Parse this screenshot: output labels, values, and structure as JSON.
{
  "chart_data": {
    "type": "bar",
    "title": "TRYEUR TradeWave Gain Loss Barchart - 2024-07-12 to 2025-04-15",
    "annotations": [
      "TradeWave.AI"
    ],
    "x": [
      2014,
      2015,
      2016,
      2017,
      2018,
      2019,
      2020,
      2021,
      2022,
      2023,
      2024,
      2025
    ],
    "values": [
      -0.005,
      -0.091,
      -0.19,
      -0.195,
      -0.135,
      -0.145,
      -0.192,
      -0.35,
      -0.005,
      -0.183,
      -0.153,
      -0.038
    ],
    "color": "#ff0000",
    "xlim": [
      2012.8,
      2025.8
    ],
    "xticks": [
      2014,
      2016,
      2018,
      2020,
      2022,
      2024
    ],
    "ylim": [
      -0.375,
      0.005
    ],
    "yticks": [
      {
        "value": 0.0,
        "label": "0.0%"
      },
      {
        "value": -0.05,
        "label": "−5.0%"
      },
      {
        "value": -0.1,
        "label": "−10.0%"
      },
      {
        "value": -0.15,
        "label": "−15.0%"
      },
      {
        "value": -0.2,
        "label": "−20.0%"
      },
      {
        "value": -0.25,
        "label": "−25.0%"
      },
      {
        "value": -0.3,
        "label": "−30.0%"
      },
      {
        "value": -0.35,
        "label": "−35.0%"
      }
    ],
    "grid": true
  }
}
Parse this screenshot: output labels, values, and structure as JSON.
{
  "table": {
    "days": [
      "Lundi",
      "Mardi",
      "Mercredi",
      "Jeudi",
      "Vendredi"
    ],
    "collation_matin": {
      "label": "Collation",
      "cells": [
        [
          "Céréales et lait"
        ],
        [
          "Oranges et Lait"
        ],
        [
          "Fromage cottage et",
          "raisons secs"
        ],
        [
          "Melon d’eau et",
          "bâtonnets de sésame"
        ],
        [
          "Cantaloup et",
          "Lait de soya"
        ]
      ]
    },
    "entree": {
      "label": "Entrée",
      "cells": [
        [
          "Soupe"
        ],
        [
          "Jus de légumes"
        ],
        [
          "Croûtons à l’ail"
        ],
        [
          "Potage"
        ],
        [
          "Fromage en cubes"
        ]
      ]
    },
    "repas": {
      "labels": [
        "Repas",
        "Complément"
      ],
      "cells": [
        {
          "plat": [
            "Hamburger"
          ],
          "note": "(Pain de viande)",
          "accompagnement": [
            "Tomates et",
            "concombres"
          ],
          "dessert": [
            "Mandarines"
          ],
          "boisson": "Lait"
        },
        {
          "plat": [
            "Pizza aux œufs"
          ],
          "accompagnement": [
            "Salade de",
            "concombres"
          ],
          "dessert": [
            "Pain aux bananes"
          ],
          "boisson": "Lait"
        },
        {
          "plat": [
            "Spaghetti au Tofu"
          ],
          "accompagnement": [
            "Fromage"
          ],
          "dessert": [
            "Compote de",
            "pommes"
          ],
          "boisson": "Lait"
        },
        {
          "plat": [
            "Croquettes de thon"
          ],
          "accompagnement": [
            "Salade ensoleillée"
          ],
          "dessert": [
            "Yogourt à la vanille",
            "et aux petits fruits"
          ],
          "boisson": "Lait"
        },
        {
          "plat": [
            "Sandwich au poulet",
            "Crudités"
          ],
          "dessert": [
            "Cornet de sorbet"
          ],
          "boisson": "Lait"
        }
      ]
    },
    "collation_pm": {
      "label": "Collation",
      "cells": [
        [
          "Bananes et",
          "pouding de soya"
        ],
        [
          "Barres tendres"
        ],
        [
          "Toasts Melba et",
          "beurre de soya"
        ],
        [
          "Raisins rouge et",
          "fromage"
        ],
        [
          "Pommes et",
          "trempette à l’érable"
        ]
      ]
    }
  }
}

************

#### [Stated problem]
Print every line of the records exactly. Omit nothing.

#### [Complete output]
Parse this screenshot: output labels, values, and structure as JSON.
{
  "chart_data": {
    "type": "bar",
    "title": "TRYEUR TradeWave Gain Loss Barchart - 2024-07-12 to 2025-04-15",
    "annotations": [
      "TradeWave.AI"
    ],
    "x": [
      2014,
      2015,
      2016,
      2017,
      2018,
      2019,
      2020,
      2021,
      2022,
      2023,
      2024,
      2025
    ],
    "values": [
      -0.005,
      -0.091,
      -0.19,
      -0.195,
      -0.135,
      -0.145,
      -0.192,
      -0.35,
      -0.005,
      -0.183,
      -0.153,
      -0.038
    ],
    "color": "#ff0000",
    "xlim": [
      2012.8,
      2025.8
    ],
    "xticks": [
      2014,
      2016,
      2018,
      2020,
      2022,
      2024
    ],
    "ylim": [
      -0.375,
      0.005
    ],
    "yticks": [
      {
        "value": 0.0,
        "label": "0.0%"
      },
      {
        "value": -0.05,
        "label": "−5.0%"
      },
      {
        "value": -0.1,
        "label": "−10.0%"
      },
      {
        "value": -0.15,
        "label": "−15.0%"
      },
      {
        "value": -0.2,
        "label": "−20.0%"
      },
      {
        "value": -0.25,
        "label": "−25.0%"
      },
      {
        "value": -0.3,
        "label": "−30.0%"
      },
      {
        "value": -0.35,
        "label": "−35.0%"
      }
    ],
    "grid": true
  }
}
Parse this screenshot: output labels, values, and structure as JSON.
{
  "table": {
    "days": [
      "Lundi",
      "Mardi",
      "Mercredi",
      "Jeudi",
      "Vendredi"
    ],
    "collation_matin": {
      "label": "Collation",
      "cells": [
        [
          "Céréales et lait"
        ],
        [
          "Oranges et Lait"
        ],
        [
          "Fromage cottage et",
          "raisons secs"
        ],
        [
          "Melon d’eau et",
          "bâtonnets de sésame"
        ],
        [
          "Cantaloup et",
          "Lait de soya"
        ]
      ]
    },
    "entree": {
      "label": "Entrée",
      "cells": [
        [
          "Soupe"
        ],
        [
          "Jus de légumes"
        ],
        [
          "Croûtons à l’ail"
        ],
        [
          "Potage"
        ],
        [
          "Fromage en cubes"
        ]
      ]
    },
    "repas": {
      "labels": [
        "Repas",
        "Complément"
      ],
      "cells": [
        {
          "plat": [
            "Hamburger"
          ],
          "note": "(Pain de viande)",
          "accompagnement": [
            "Tomates et",
            "concombres"
          ],
          "dessert": [
            "Mandarines"
          ],
          "boisson": "Lait"
        },
        {
          "plat": [
            "Pizza aux œufs"
          ],
          "accompagnement": [
            "Salade de",
            "concombres"
          ],
          "dessert": [
            "Pain aux bananes"
          ],
          "boisson": "Lait"
        },
        {
          "plat": [
            "Spaghetti au Tofu"
          ],
          "accompagnement": [
            "Fromage"
          ],
          "dessert": [
            "Compote de",
            "pommes"
          ],
          "boisson": "Lait"
        },
        {
          "plat": [
            "Croquettes de thon"
          ],
          "accompagnement": [
            "Salade ensoleillée"
          ],
          "dessert": [
            "Yogourt à la vanille",
            "et aux petits fruits"
          ],
          "boisson": "Lait"
        },
        {
          "plat": [
            "Sandwich au poulet",
            "Crudités"
          ],
          "dessert": [
            "Cornet de sorbet"
          ],
          "boisson": "Lait"
        }
      ]
    },
    "collation_pm": {
      "label": "Collation",
      "cells": [
        [
          "Bananes et",
          "pouding de soya"
        ],
        [
          "Barres tendres"
        ],
        [
          "Toasts Melba et",
          "beurre de soya"
        ],
        [
          "Raisins rouge et",
          "fromage"
        ],
        [
          "Pommes et",
          "trempette à l’érable"
        ]
      ]
    }
  }
}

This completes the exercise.